* START *

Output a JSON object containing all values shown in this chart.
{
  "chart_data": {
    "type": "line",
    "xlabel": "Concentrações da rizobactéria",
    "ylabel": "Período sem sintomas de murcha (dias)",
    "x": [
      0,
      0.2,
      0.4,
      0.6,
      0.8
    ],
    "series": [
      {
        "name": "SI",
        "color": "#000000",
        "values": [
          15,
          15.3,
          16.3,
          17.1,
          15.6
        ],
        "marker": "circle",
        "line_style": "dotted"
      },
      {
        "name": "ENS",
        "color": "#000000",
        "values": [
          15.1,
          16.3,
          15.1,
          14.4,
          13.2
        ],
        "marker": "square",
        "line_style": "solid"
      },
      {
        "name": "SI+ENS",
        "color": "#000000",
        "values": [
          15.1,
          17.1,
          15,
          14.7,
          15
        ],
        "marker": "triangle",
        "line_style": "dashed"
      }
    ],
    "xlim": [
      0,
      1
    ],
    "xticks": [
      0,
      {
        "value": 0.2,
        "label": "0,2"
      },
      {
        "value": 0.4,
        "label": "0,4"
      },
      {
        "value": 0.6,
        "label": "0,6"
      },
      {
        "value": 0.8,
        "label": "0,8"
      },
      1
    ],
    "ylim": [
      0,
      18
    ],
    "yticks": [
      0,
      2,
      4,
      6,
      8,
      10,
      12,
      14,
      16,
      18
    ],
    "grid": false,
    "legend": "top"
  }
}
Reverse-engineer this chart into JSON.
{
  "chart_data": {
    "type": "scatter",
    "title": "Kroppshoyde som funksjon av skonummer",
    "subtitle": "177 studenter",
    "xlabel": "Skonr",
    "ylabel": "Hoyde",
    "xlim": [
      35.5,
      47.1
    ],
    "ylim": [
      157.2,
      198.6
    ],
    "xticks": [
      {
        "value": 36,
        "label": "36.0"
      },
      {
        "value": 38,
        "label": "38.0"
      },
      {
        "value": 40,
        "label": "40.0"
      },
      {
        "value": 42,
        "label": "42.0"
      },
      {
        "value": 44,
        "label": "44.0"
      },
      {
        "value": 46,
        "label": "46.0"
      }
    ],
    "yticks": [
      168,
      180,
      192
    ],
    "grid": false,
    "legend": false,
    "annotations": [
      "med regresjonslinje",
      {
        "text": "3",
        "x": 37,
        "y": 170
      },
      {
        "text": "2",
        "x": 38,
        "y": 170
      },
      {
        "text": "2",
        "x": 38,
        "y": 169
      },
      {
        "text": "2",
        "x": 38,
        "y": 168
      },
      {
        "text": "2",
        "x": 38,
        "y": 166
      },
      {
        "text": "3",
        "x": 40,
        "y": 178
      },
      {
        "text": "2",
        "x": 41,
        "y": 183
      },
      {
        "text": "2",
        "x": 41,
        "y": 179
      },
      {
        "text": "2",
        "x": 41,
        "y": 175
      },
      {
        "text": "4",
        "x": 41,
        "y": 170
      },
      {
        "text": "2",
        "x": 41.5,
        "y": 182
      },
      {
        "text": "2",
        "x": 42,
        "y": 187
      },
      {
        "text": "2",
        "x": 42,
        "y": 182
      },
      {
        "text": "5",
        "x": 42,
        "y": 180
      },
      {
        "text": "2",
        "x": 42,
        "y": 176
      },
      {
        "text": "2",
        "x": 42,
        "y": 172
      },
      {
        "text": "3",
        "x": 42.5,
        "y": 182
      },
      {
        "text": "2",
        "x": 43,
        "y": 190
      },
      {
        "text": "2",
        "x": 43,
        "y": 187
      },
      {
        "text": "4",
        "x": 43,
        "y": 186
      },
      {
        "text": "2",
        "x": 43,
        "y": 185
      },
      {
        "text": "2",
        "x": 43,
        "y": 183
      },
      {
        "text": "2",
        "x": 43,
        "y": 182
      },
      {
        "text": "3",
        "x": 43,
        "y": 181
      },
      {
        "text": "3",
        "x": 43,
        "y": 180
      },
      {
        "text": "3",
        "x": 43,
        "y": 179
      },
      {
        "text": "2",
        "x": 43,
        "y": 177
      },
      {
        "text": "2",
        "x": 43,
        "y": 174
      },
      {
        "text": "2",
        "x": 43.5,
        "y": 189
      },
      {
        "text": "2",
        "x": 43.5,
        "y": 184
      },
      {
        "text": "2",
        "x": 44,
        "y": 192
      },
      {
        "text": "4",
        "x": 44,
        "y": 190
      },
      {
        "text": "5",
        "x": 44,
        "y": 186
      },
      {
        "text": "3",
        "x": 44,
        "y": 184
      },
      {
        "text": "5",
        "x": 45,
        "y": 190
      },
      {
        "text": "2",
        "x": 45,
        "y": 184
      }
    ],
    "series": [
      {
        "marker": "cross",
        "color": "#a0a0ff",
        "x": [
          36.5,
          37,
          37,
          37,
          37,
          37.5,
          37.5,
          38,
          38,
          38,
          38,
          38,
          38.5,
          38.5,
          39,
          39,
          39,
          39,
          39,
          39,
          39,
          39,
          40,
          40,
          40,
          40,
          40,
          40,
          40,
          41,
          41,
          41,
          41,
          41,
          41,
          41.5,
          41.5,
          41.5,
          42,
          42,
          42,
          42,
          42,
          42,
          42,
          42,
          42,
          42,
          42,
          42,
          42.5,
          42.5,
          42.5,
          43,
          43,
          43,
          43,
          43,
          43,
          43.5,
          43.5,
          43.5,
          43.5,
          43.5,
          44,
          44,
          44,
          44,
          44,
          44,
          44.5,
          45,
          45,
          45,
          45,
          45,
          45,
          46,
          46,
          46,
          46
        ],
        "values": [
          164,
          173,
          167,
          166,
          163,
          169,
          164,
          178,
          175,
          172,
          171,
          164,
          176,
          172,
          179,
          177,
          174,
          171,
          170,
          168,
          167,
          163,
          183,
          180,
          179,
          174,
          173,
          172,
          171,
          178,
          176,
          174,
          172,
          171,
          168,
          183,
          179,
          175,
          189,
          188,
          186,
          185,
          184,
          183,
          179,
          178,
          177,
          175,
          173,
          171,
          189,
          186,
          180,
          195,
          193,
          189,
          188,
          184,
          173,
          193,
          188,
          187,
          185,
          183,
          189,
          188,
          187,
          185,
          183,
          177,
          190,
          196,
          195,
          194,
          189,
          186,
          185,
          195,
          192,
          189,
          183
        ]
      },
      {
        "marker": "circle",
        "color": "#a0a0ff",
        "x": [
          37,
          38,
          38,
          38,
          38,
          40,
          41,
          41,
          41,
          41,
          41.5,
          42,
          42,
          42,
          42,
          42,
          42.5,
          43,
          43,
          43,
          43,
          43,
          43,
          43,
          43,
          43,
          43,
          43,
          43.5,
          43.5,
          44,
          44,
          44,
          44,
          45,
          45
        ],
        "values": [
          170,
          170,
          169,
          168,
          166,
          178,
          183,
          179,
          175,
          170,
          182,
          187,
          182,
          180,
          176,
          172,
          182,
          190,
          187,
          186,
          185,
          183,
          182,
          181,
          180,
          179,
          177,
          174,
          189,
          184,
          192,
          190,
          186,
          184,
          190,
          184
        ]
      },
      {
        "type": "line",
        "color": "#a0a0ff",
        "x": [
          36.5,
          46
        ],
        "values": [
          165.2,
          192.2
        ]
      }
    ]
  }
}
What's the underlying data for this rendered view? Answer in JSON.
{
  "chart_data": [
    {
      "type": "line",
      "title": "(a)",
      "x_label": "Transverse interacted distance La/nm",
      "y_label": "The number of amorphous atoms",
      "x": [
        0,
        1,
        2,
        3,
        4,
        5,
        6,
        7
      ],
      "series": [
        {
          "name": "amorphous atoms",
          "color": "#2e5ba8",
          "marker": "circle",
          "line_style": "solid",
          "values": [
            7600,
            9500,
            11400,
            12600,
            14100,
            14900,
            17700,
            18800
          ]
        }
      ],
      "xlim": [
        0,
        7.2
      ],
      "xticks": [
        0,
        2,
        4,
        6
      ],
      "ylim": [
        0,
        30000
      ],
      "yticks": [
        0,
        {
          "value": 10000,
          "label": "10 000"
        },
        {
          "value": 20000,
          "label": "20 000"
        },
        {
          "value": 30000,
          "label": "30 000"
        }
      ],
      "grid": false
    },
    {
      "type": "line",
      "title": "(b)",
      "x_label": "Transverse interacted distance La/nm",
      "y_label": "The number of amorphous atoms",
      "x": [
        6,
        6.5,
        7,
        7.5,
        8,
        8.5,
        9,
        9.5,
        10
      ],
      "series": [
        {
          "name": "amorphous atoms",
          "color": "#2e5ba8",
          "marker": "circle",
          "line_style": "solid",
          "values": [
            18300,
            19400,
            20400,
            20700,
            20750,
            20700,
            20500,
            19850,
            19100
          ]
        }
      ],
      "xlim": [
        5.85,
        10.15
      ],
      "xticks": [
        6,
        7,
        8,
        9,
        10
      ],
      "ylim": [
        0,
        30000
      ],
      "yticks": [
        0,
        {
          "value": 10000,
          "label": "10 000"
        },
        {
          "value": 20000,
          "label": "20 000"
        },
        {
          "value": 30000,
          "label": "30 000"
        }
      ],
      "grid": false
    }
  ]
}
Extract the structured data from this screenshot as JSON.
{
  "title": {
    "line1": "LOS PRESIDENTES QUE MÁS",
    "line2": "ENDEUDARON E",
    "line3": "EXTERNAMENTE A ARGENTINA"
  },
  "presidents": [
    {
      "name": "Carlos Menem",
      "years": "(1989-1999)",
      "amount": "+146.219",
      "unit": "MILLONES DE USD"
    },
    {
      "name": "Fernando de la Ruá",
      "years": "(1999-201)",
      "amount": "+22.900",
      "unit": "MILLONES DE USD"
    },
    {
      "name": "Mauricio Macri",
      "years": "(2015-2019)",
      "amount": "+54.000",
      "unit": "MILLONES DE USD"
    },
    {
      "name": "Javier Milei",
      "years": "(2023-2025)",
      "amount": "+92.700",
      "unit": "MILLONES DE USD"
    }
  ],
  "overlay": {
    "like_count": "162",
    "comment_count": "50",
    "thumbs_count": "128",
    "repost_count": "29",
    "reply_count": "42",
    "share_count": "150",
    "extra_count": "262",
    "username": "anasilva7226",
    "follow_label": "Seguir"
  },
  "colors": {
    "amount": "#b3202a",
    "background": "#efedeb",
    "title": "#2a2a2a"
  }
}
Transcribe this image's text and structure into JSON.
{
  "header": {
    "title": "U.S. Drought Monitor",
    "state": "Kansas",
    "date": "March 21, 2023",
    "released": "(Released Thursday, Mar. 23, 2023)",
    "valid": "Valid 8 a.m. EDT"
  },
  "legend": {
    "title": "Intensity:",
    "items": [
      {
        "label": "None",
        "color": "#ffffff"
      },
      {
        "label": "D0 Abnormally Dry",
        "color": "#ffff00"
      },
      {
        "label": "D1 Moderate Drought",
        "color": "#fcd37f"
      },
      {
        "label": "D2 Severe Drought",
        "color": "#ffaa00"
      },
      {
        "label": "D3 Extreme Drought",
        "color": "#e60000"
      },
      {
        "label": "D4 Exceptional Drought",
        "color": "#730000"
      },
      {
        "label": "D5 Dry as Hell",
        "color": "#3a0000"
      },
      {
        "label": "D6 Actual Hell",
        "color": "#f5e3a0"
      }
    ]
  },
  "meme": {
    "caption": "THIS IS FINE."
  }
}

* END *

Starting at the line that contains "Transcribe this image's", write out every line to the end of the entries, exactly as given.

§ **Solution**:
Transcribe this image's text and structure into JSON.
{
  "header": {
    "title": "U.S. Drought Monitor",
    "state": "Kansas",
    "date": "March 21, 2023",
    "released": "(Released Thursday, Mar. 23, 2023)",
    "valid": "Valid 8 a.m. EDT"
  },
  "legend": {
    "title": "Intensity:",
    "items": [
      {
        "label": "None",
        "color": "#ffffff"
      },
      {
        "label": "D0 Abnormally Dry",
        "color": "#ffff00"
      },
      {
        "label": "D1 Moderate Drought",
        "color": "#fcd37f"
      },
      {
        "label": "D2 Severe Drought",
        "color": "#ffaa00"
      },
      {
        "label": "D3 Extreme Drought",
        "color": "#e60000"
      },
      {
        "label": "D4 Exceptional Drought",
        "color": "#730000"
      },
      {
        "label": "D5 Dry as Hell",
        "color": "#3a0000"
      },
      {
        "label": "D6 Actual Hell",
        "color": "#f5e3a0"
      }
    ]
  },
  "meme": {
    "caption": "THIS IS FINE."
  }
}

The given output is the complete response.